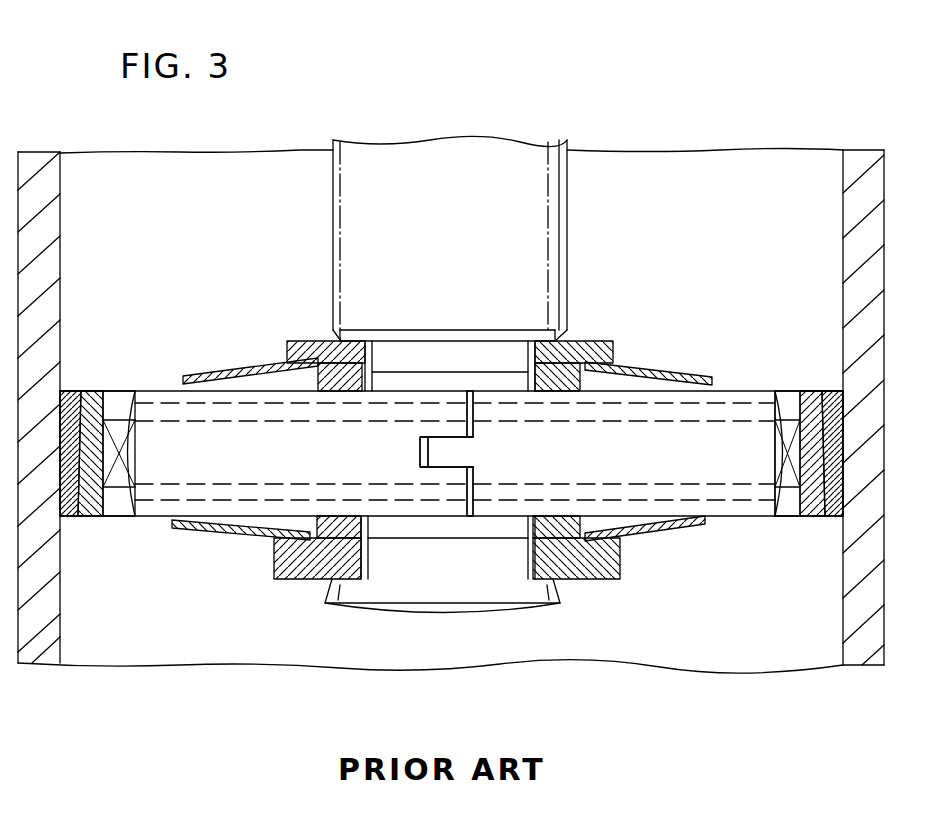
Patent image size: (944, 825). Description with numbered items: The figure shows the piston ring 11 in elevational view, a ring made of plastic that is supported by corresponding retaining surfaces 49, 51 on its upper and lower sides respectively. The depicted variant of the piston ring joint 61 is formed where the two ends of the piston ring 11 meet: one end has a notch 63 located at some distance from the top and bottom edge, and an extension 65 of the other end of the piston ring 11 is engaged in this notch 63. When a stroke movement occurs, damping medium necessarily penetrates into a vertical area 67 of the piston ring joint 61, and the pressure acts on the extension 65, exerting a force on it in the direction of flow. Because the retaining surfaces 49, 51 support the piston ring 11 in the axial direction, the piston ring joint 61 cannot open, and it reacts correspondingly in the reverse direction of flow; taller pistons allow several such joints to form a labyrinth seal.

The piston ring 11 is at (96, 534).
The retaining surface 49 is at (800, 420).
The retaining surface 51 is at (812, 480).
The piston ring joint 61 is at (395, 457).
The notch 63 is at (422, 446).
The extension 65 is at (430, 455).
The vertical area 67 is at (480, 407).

|---|

*TASK TO COMPLETE:*
Print the lines in the records exactly as they stand, without the pictures.

*FINISHED ANSWER:*
Patent image size: (944, 825). Description with numbered items: The figure shows the piston ring 11 in elevational view, a ring made of plastic that is supported by corresponding retaining surfaces 49, 51 on its upper and lower sides respectively. The depicted variant of the piston ring joint 61 is formed where the two ends of the piston ring 11 meet: one end has a notch 63 located at some distance from the top and bottom edge, and an extension 65 of the other end of the piston ring 11 is engaged in this notch 63. When a stroke movement occurs, damping medium necessarily penetrates into a vertical area 67 of the piston ring joint 61, and the pressure acts on the extension 65, exerting a force on it in the direction of flow. Because the retaining surfaces 49, 51 support the piston ring 11 in the axial direction, the piston ring joint 61 cannot open, and it reacts correspondingly in the reverse direction of flow; taller pistons allow several such joints to form a labyrinth seal.

The piston ring 11 is at (96, 534).
The retaining surface 49 is at (800, 420).
The retaining surface 51 is at (812, 480).
The piston ring joint 61 is at (395, 457).
The notch 63 is at (422, 446).
The extension 65 is at (430, 455).
The vertical area 67 is at (480, 407).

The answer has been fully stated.